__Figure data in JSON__

###

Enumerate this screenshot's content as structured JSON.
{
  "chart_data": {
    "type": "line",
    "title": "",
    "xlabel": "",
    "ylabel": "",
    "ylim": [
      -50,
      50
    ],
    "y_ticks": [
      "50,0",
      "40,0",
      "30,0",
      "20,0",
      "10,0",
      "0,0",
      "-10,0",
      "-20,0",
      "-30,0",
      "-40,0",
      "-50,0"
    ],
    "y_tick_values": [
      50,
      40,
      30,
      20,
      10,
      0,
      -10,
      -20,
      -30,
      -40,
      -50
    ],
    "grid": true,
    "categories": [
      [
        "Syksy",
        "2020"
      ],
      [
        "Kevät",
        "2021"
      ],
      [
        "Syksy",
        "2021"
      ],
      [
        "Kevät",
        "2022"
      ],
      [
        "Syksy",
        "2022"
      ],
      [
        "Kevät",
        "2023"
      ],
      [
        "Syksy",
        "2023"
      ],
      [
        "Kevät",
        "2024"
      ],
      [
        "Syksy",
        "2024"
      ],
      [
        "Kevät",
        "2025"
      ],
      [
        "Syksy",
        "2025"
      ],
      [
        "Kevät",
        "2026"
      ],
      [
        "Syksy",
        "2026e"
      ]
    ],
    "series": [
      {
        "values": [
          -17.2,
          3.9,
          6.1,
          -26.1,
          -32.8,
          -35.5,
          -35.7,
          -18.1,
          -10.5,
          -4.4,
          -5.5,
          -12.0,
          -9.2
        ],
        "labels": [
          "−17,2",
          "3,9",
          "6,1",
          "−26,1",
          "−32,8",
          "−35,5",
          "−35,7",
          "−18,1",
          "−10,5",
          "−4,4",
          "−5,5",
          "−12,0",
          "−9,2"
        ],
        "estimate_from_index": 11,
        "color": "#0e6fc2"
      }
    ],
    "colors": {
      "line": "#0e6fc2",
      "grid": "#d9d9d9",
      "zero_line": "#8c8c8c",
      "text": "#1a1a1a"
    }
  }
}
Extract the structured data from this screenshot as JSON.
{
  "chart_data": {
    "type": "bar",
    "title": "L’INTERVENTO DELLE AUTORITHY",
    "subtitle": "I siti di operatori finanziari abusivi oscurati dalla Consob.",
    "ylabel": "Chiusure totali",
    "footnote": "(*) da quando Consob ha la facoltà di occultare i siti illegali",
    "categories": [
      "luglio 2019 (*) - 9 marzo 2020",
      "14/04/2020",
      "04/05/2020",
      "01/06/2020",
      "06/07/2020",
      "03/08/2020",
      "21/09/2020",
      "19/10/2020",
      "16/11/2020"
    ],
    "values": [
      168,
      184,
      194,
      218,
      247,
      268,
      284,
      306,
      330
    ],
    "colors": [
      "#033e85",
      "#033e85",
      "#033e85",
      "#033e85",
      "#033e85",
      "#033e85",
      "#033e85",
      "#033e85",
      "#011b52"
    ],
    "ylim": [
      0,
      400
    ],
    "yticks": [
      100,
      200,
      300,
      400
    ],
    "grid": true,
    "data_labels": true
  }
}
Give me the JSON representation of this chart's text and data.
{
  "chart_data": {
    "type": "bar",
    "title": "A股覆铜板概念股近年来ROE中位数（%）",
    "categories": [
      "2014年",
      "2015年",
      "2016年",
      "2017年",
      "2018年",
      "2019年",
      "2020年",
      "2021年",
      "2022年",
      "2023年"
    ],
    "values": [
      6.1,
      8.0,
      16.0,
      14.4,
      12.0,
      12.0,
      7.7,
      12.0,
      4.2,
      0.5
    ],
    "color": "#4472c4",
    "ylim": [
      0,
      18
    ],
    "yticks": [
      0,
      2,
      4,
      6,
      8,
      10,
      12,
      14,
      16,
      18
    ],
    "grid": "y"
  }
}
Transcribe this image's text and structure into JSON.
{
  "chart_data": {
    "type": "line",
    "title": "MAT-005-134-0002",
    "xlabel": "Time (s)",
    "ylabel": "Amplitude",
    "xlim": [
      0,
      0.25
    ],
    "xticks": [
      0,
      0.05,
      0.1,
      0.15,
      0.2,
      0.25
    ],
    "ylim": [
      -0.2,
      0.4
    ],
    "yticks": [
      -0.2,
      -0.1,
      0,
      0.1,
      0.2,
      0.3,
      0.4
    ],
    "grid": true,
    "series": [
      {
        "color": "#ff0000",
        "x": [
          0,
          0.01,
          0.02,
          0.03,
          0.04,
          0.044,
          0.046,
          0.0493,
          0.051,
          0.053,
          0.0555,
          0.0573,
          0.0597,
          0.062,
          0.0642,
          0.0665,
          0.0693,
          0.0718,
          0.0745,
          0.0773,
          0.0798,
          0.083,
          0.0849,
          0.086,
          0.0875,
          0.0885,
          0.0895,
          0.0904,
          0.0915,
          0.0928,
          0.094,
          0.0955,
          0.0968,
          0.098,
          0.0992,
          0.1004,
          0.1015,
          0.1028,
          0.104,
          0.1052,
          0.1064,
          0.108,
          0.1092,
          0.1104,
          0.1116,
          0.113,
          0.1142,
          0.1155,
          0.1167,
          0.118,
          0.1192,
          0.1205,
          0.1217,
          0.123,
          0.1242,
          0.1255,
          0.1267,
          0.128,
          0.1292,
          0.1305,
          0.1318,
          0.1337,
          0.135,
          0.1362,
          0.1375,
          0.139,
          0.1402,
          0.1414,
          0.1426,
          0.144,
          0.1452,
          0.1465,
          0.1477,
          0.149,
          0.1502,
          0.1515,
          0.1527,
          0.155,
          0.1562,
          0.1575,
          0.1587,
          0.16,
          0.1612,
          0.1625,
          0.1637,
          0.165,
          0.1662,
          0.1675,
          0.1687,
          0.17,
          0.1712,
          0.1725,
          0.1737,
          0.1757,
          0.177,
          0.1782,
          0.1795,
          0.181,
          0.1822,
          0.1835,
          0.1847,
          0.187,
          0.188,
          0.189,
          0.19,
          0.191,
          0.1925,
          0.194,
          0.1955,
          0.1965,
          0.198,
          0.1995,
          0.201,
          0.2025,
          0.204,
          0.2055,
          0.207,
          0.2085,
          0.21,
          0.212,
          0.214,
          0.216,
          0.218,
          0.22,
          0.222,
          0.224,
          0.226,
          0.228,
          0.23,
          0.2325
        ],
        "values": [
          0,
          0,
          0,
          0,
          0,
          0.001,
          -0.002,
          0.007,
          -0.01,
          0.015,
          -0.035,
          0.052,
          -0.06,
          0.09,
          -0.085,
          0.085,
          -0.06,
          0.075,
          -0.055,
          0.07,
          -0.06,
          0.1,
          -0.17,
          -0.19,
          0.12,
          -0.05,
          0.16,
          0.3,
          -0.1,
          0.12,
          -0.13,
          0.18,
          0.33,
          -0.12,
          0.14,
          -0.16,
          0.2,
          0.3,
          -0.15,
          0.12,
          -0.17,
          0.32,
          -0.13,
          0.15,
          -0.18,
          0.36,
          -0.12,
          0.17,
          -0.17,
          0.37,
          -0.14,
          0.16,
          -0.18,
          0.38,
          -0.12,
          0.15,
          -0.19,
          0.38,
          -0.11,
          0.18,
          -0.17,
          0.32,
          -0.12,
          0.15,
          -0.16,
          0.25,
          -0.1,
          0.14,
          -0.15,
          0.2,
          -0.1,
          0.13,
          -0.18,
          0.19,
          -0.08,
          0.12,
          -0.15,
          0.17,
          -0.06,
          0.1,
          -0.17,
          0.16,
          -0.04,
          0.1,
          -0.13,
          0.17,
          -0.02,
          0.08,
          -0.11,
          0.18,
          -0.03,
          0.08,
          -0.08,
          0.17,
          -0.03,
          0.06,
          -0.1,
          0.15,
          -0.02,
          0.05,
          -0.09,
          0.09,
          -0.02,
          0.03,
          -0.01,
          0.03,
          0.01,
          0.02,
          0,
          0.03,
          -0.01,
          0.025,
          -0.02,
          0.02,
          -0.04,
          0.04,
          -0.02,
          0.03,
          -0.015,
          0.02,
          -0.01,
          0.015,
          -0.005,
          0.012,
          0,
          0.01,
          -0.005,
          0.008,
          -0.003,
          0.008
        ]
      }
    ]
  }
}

###

__WRITTEN REQUEST__
What is the number of lines in the listing above that contain the string "text"? Give only the number.

__ANSWER__
3